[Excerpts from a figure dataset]
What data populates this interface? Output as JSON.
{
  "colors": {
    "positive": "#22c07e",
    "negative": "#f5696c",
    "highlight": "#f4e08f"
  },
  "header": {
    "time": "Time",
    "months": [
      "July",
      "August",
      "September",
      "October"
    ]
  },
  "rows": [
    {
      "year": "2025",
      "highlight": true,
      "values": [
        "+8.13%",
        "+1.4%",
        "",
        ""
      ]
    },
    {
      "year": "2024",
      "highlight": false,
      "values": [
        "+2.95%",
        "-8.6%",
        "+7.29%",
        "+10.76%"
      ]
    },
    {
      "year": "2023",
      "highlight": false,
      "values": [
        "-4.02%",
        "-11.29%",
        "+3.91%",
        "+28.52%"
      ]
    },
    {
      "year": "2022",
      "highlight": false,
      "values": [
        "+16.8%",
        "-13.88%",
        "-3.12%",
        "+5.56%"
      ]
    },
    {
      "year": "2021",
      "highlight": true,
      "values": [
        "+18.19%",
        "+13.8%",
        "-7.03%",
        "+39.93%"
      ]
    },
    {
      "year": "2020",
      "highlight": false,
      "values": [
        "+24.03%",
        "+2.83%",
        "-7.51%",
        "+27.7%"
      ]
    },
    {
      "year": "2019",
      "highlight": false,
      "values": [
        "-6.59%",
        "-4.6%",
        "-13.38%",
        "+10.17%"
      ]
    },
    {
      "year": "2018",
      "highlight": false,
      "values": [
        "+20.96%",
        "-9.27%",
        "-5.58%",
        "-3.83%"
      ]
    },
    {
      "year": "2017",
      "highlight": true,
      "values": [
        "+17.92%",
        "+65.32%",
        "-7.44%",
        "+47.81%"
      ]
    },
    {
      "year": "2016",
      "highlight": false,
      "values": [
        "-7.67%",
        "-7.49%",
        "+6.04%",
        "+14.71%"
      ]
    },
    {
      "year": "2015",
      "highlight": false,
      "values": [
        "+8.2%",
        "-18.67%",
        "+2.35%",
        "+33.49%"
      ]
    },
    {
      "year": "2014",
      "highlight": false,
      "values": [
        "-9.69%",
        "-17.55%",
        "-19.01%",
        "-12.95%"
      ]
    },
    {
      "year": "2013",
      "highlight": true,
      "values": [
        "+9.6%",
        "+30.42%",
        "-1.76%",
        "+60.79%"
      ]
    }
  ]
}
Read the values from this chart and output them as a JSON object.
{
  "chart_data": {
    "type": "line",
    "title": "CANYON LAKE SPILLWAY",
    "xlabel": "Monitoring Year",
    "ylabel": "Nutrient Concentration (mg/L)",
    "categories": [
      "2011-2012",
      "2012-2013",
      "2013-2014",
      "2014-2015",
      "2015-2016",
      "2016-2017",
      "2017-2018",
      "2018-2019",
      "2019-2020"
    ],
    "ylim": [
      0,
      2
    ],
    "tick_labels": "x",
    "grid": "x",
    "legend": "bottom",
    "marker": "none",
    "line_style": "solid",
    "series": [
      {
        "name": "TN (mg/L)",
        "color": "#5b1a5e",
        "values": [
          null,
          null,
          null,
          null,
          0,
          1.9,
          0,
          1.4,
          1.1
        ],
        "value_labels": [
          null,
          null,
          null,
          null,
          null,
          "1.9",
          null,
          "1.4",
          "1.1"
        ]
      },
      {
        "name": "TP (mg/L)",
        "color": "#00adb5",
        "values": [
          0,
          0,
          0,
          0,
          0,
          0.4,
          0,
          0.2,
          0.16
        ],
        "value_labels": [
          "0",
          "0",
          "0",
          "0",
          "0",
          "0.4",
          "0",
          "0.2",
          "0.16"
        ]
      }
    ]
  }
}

INSTRUCTION: Scan the material above. Copy each line that holds the word "this".

RESPONSE BELOW:
What data populates this interface? Output as JSON.
Read the values from this chart and output them as a JSON object.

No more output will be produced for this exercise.